### DATASET CONTENT
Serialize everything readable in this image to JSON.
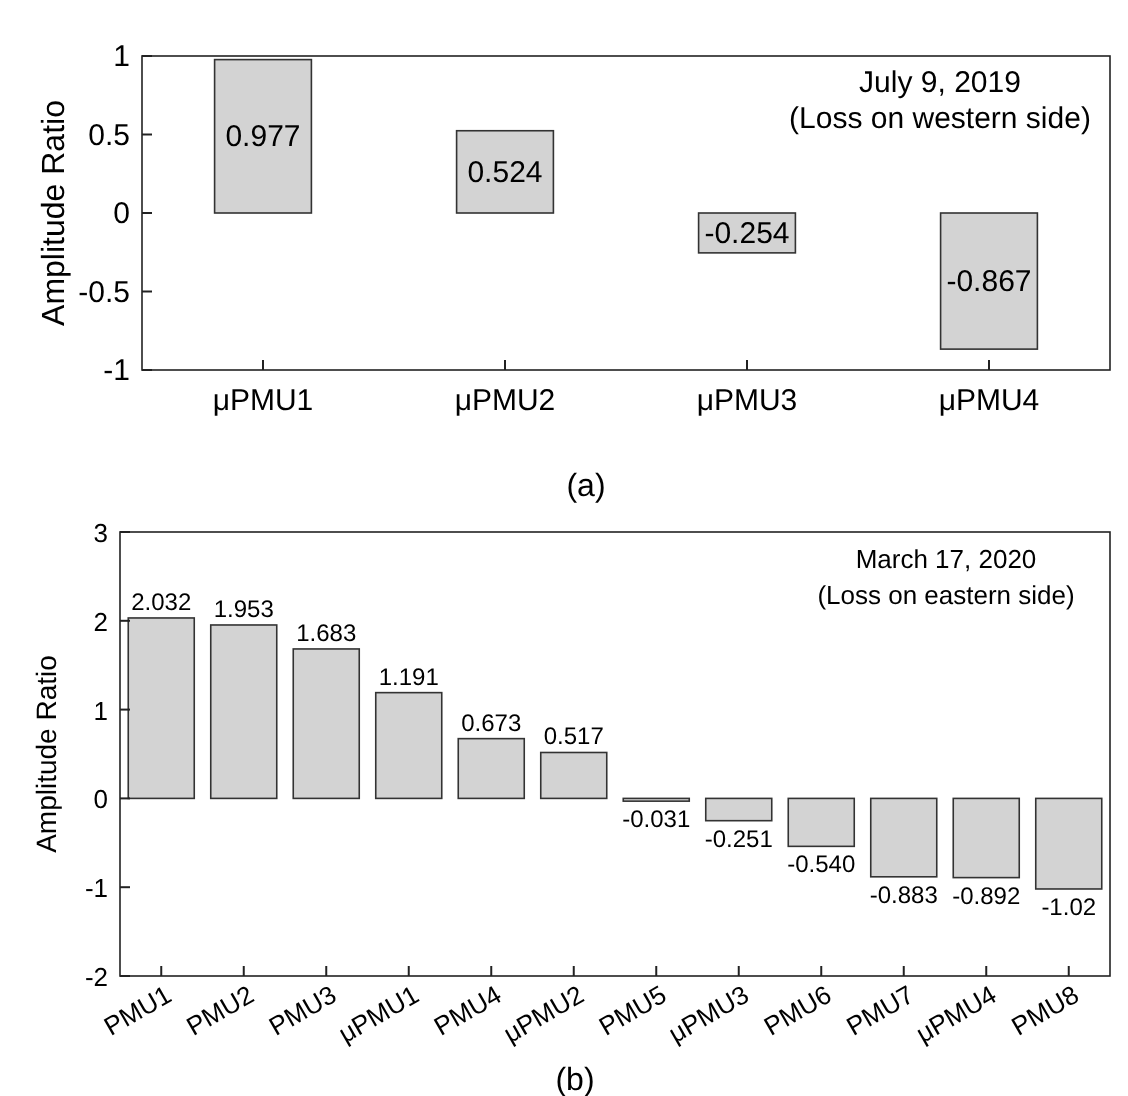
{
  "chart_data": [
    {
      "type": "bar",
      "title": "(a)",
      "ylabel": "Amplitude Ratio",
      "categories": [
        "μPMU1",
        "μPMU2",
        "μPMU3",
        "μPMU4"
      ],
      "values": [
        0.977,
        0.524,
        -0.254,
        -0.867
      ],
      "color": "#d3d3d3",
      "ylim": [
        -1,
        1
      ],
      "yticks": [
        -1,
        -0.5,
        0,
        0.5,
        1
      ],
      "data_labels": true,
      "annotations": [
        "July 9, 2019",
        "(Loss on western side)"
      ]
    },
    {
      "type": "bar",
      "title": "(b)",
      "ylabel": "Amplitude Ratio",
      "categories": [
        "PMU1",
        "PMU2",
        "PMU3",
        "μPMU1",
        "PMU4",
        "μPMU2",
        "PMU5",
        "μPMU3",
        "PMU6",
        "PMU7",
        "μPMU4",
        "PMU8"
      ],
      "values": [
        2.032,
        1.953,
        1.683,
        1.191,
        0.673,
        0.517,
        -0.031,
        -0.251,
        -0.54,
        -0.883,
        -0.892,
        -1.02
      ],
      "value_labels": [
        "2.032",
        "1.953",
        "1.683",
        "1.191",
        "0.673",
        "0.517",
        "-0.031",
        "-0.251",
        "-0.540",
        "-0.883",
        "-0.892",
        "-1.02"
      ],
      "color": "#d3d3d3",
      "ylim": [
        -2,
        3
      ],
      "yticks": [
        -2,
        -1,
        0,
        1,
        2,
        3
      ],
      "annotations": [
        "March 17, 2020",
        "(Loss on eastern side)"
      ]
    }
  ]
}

### REQUIREMENT
Replicate the material above verbatim; images stay out of the copy.

### FULL RESPONSE
Serialize everything readable in this image to JSON.
{
  "chart_data": [
    {
      "type": "bar",
      "title": "(a)",
      "ylabel": "Amplitude Ratio",
      "categories": [
        "μPMU1",
        "μPMU2",
        "μPMU3",
        "μPMU4"
      ],
      "values": [
        0.977,
        0.524,
        -0.254,
        -0.867
      ],
      "color": "#d3d3d3",
      "ylim": [
        -1,
        1
      ],
      "yticks": [
        -1,
        -0.5,
        0,
        0.5,
        1
      ],
      "data_labels": true,
      "annotations": [
        "July 9, 2019",
        "(Loss on western side)"
      ]
    },
    {
      "type": "bar",
      "title": "(b)",
      "ylabel": "Amplitude Ratio",
      "categories": [
        "PMU1",
        "PMU2",
        "PMU3",
        "μPMU1",
        "PMU4",
        "μPMU2",
        "PMU5",
        "μPMU3",
        "PMU6",
        "PMU7",
        "μPMU4",
        "PMU8"
      ],
      "values": [
        2.032,
        1.953,
        1.683,
        1.191,
        0.673,
        0.517,
        -0.031,
        -0.251,
        -0.54,
        -0.883,
        -0.892,
        -1.02
      ],
      "value_labels": [
        "2.032",
        "1.953",
        "1.683",
        "1.191",
        "0.673",
        "0.517",
        "-0.031",
        "-0.251",
        "-0.540",
        "-0.883",
        "-0.892",
        "-1.02"
      ],
      "color": "#d3d3d3",
      "ylim": [
        -2,
        3
      ],
      "yticks": [
        -2,
        -1,
        0,
        1,
        2,
        3
      ],
      "annotations": [
        "March 17, 2020",
        "(Loss on eastern side)"
      ]
    }
  ]
}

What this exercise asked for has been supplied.